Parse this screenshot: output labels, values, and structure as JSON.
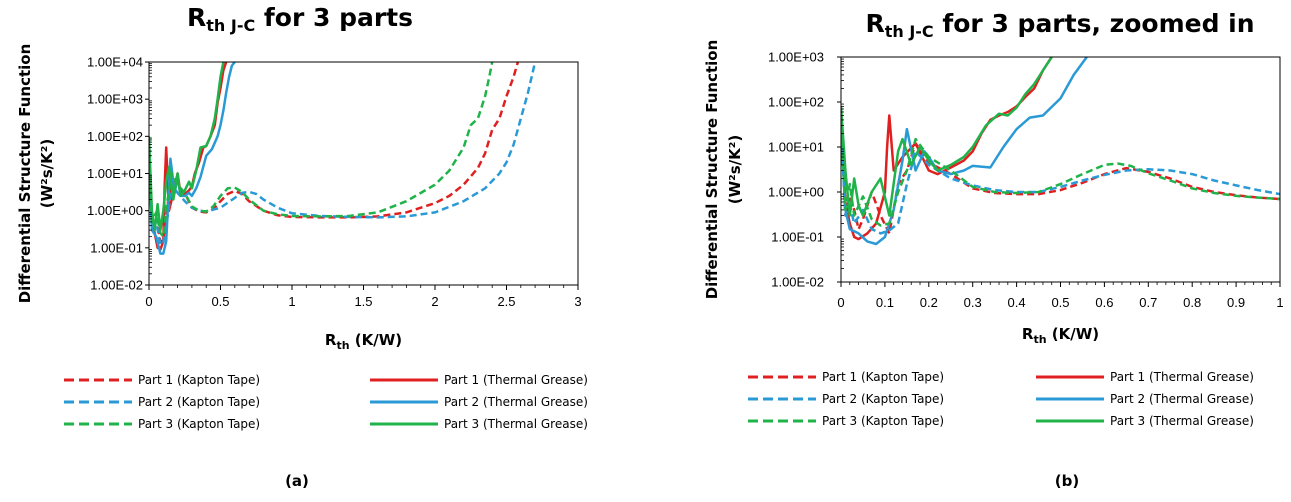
{
  "chart_data": [
    {
      "panel_label": "(a)",
      "type": "line",
      "title": {
        "main": "R",
        "sub": "th J-C",
        "rest": " for 3 parts"
      },
      "xlabel": {
        "main": "R",
        "sub": "th",
        "rest": " (K/W)"
      },
      "ylabel": {
        "line1": "Differential Structure Function",
        "line2": "(W²s/K²)"
      },
      "xlim": [
        0,
        3
      ],
      "ylim": [
        0.01,
        10000
      ],
      "y_scale": "log",
      "x_ticks": [
        0,
        0.5,
        1,
        1.5,
        2,
        2.5,
        3
      ],
      "x_tick_labels": [
        "0",
        "0.5",
        "1",
        "1.5",
        "2",
        "2.5",
        "3"
      ],
      "y_ticks": [
        0.01,
        0.1,
        1,
        10,
        100,
        1000,
        10000
      ],
      "y_tick_labels": [
        "1.00E-02",
        "1.00E-01",
        "1.00E+00",
        "1.00E+01",
        "1.00E+02",
        "1.00E+03",
        "1.00E+04"
      ],
      "grid": false,
      "legend_position": "bottom",
      "series": [
        {
          "name": "Part 1 (Kapton Tape)",
          "color": "#e02020",
          "dash": true,
          "x": [
            0,
            0.02,
            0.05,
            0.08,
            0.1,
            0.13,
            0.16,
            0.2,
            0.25,
            0.3,
            0.35,
            0.4,
            0.45,
            0.5,
            0.55,
            0.6,
            0.65,
            0.7,
            0.8,
            0.9,
            1.0,
            1.2,
            1.4,
            1.6,
            1.8,
            2.0,
            2.1,
            2.2,
            2.3,
            2.35,
            2.4,
            2.45,
            2.5,
            2.55,
            2.58
          ],
          "y": [
            50,
            0.4,
            0.7,
            0.15,
            0.15,
            1.5,
            6,
            4,
            3,
            1.2,
            0.95,
            0.9,
            1.1,
            1.8,
            2.8,
            3.4,
            2.8,
            1.8,
            1.0,
            0.75,
            0.68,
            0.66,
            0.66,
            0.7,
            0.9,
            1.6,
            2.5,
            5,
            14,
            35,
            150,
            300,
            1200,
            4000,
            10000
          ]
        },
        {
          "name": "Part 1 (Thermal Grease)",
          "color": "#e02020",
          "dash": false,
          "x": [
            0,
            0.02,
            0.04,
            0.06,
            0.08,
            0.1,
            0.11,
            0.12,
            0.14,
            0.17,
            0.2,
            0.22,
            0.25,
            0.28,
            0.3,
            0.32,
            0.35,
            0.38,
            0.4,
            0.43,
            0.46,
            0.48,
            0.5,
            0.52,
            0.54
          ],
          "y": [
            40,
            0.5,
            0.25,
            0.1,
            0.09,
            0.15,
            5,
            50,
            1,
            3,
            10,
            3,
            2.8,
            3.5,
            4.5,
            10,
            20,
            50,
            55,
            100,
            200,
            800,
            2000,
            6000,
            10000
          ]
        },
        {
          "name": "Part 2 (Kapton Tape)",
          "color": "#2a9ad6",
          "dash": true,
          "x": [
            0,
            0.02,
            0.05,
            0.08,
            0.1,
            0.13,
            0.16,
            0.2,
            0.25,
            0.3,
            0.35,
            0.4,
            0.5,
            0.6,
            0.65,
            0.7,
            0.75,
            0.8,
            0.9,
            1.0,
            1.2,
            1.4,
            1.6,
            1.8,
            2.0,
            2.2,
            2.35,
            2.45,
            2.5,
            2.55,
            2.6,
            2.65,
            2.7
          ],
          "y": [
            30,
            0.3,
            0.5,
            0.12,
            0.14,
            0.7,
            5,
            3,
            1.8,
            1.2,
            1.0,
            0.95,
            1.2,
            2.2,
            3,
            3.2,
            2.8,
            2.0,
            1.2,
            0.85,
            0.72,
            0.68,
            0.66,
            0.7,
            0.9,
            1.8,
            4.0,
            10,
            20,
            60,
            300,
            1500,
            10000
          ]
        },
        {
          "name": "Part 2 (Thermal Grease)",
          "color": "#2a9ad6",
          "dash": false,
          "x": [
            0,
            0.02,
            0.05,
            0.08,
            0.1,
            0.12,
            0.15,
            0.18,
            0.2,
            0.22,
            0.25,
            0.28,
            0.3,
            0.33,
            0.36,
            0.4,
            0.44,
            0.48,
            0.5,
            0.52,
            0.54,
            0.56,
            0.58,
            0.6
          ],
          "y": [
            30,
            0.3,
            0.2,
            0.07,
            0.07,
            0.15,
            25,
            3,
            8,
            2.5,
            2.5,
            3,
            2.5,
            4,
            8,
            30,
            45,
            100,
            200,
            500,
            1500,
            4000,
            8000,
            10000
          ]
        },
        {
          "name": "Part 3 (Kapton Tape)",
          "color": "#1fb34a",
          "dash": true,
          "x": [
            0,
            0.02,
            0.05,
            0.08,
            0.1,
            0.13,
            0.16,
            0.2,
            0.25,
            0.3,
            0.35,
            0.4,
            0.45,
            0.5,
            0.55,
            0.6,
            0.65,
            0.7,
            0.8,
            0.9,
            1.0,
            1.2,
            1.4,
            1.6,
            1.8,
            2.0,
            2.1,
            2.2,
            2.25,
            2.3,
            2.35,
            2.38,
            2.4
          ],
          "y": [
            40,
            0.5,
            0.9,
            0.25,
            0.2,
            2.0,
            10,
            5,
            3,
            1.3,
            1.0,
            0.95,
            1.3,
            2.5,
            4.0,
            4.2,
            3.2,
            2.0,
            1.0,
            0.8,
            0.72,
            0.7,
            0.72,
            0.9,
            1.8,
            5,
            12,
            50,
            200,
            300,
            1200,
            4000,
            10000
          ]
        },
        {
          "name": "Part 3 (Thermal Grease)",
          "color": "#1fb34a",
          "dash": false,
          "x": [
            0,
            0.02,
            0.04,
            0.06,
            0.08,
            0.1,
            0.12,
            0.14,
            0.17,
            0.2,
            0.22,
            0.25,
            0.28,
            0.3,
            0.33,
            0.36,
            0.4,
            0.43,
            0.46,
            0.48,
            0.5,
            0.52
          ],
          "y": [
            100,
            1.0,
            0.3,
            1.5,
            0.3,
            1.0,
            6,
            15,
            2,
            10,
            2.5,
            3.5,
            6,
            4,
            12,
            50,
            55,
            100,
            300,
            1000,
            4000,
            10000
          ]
        }
      ]
    },
    {
      "panel_label": "(b)",
      "type": "line",
      "title": {
        "main": "R",
        "sub": "th J-C",
        "rest": " for 3 parts, zoomed in"
      },
      "xlabel": {
        "main": "R",
        "sub": "th",
        "rest": " (K/W)"
      },
      "ylabel": {
        "line1": "Differential Structure Function",
        "line2": "(W²s/K²)"
      },
      "xlim": [
        0,
        1
      ],
      "ylim": [
        0.01,
        1000
      ],
      "y_scale": "log",
      "x_ticks": [
        0,
        0.1,
        0.2,
        0.3,
        0.4,
        0.5,
        0.6,
        0.7,
        0.8,
        0.9,
        1
      ],
      "x_tick_labels": [
        "0",
        "0.1",
        "0.2",
        "0.3",
        "0.4",
        "0.5",
        "0.6",
        "0.7",
        "0.8",
        "0.9",
        "1"
      ],
      "y_ticks": [
        0.01,
        0.1,
        1,
        10,
        100,
        1000
      ],
      "y_tick_labels": [
        "1.00E-02",
        "1.00E-01",
        "1.00E+00",
        "1.00E+01",
        "1.00E+02",
        "1.00E+03"
      ],
      "grid": false,
      "legend_position": "bottom",
      "series": [
        {
          "name": "Part 1 (Kapton Tape)",
          "color": "#e02020",
          "dash": true,
          "x": [
            0,
            0.01,
            0.02,
            0.03,
            0.04,
            0.05,
            0.07,
            0.09,
            0.11,
            0.13,
            0.15,
            0.17,
            0.2,
            0.25,
            0.3,
            0.35,
            0.4,
            0.45,
            0.5,
            0.55,
            0.6,
            0.65,
            0.7,
            0.75,
            0.8,
            0.85,
            0.9,
            0.95,
            1.0
          ],
          "y": [
            50,
            0.3,
            0.8,
            0.4,
            0.15,
            0.25,
            1.0,
            0.3,
            0.12,
            1.5,
            3,
            12,
            4.5,
            2.5,
            1.2,
            0.95,
            0.9,
            0.9,
            1.1,
            1.6,
            2.5,
            3.4,
            2.8,
            2.0,
            1.3,
            1.0,
            0.85,
            0.75,
            0.7
          ]
        },
        {
          "name": "Part 1 (Thermal Grease)",
          "color": "#e02020",
          "dash": false,
          "x": [
            0,
            0.01,
            0.02,
            0.03,
            0.04,
            0.06,
            0.08,
            0.1,
            0.105,
            0.11,
            0.12,
            0.14,
            0.17,
            0.2,
            0.22,
            0.25,
            0.28,
            0.3,
            0.32,
            0.34,
            0.36,
            0.38,
            0.4,
            0.42,
            0.44,
            0.46,
            0.48
          ],
          "y": [
            40,
            0.6,
            0.2,
            0.1,
            0.09,
            0.12,
            0.2,
            1.0,
            10,
            50,
            3,
            6,
            12,
            3,
            2.5,
            3.5,
            5,
            8,
            20,
            40,
            50,
            60,
            80,
            130,
            200,
            500,
            1000
          ]
        },
        {
          "name": "Part 2 (Kapton Tape)",
          "color": "#2a9ad6",
          "dash": true,
          "x": [
            0,
            0.01,
            0.02,
            0.03,
            0.05,
            0.07,
            0.09,
            0.11,
            0.13,
            0.15,
            0.17,
            0.2,
            0.25,
            0.3,
            0.35,
            0.4,
            0.45,
            0.5,
            0.55,
            0.6,
            0.65,
            0.7,
            0.75,
            0.8,
            0.85,
            0.9,
            0.95,
            1.0
          ],
          "y": [
            30,
            0.3,
            0.5,
            0.2,
            0.4,
            0.15,
            0.12,
            0.14,
            0.2,
            1.5,
            8,
            4,
            2,
            1.4,
            1.1,
            1.0,
            1.0,
            1.3,
            1.8,
            2.4,
            3.0,
            3.2,
            3.0,
            2.5,
            1.8,
            1.4,
            1.1,
            0.9
          ]
        },
        {
          "name": "Part 2 (Thermal Grease)",
          "color": "#2a9ad6",
          "dash": false,
          "x": [
            0,
            0.01,
            0.02,
            0.04,
            0.06,
            0.08,
            0.1,
            0.12,
            0.14,
            0.15,
            0.17,
            0.19,
            0.2,
            0.22,
            0.25,
            0.28,
            0.3,
            0.34,
            0.37,
            0.4,
            0.43,
            0.46,
            0.5,
            0.53,
            0.56
          ],
          "y": [
            30,
            0.4,
            0.15,
            0.12,
            0.08,
            0.07,
            0.1,
            0.4,
            5,
            25,
            3,
            8,
            6,
            3,
            2.5,
            3,
            3.8,
            3.5,
            10,
            25,
            45,
            50,
            120,
            400,
            1000
          ]
        },
        {
          "name": "Part 3 (Kapton Tape)",
          "color": "#1fb34a",
          "dash": true,
          "x": [
            0,
            0.01,
            0.02,
            0.03,
            0.05,
            0.07,
            0.09,
            0.11,
            0.13,
            0.15,
            0.17,
            0.2,
            0.25,
            0.3,
            0.35,
            0.4,
            0.45,
            0.5,
            0.55,
            0.6,
            0.63,
            0.66,
            0.7,
            0.75,
            0.8,
            0.85,
            0.9,
            0.95,
            1.0
          ],
          "y": [
            40,
            0.4,
            1.5,
            0.3,
            0.8,
            0.25,
            0.18,
            0.2,
            1.0,
            3,
            15,
            6,
            3,
            1.3,
            1.0,
            0.95,
            1.0,
            1.5,
            2.5,
            4.0,
            4.3,
            3.8,
            2.6,
            1.8,
            1.2,
            0.95,
            0.82,
            0.75,
            0.7
          ]
        },
        {
          "name": "Part 3 (Thermal Grease)",
          "color": "#1fb34a",
          "dash": false,
          "x": [
            0,
            0.01,
            0.02,
            0.03,
            0.04,
            0.05,
            0.07,
            0.09,
            0.11,
            0.13,
            0.14,
            0.16,
            0.18,
            0.2,
            0.22,
            0.25,
            0.28,
            0.3,
            0.33,
            0.36,
            0.38,
            0.4,
            0.42,
            0.44,
            0.46,
            0.48
          ],
          "y": [
            80,
            3,
            0.3,
            2.0,
            0.5,
            0.3,
            1.0,
            2.0,
            0.3,
            8,
            15,
            4,
            10,
            5,
            3,
            4,
            6,
            10,
            30,
            55,
            50,
            75,
            150,
            250,
            500,
            1000
          ]
        }
      ]
    }
  ]
}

--------------------

Task objective:
In the records above, locate the lines holding the word "rest". Copy each of them.

Answer in full:
        "rest": " for 3 parts"
        "rest": " (K/W)"
        "rest": " for 3 parts, zoomed in"
        "rest": " (K/W)"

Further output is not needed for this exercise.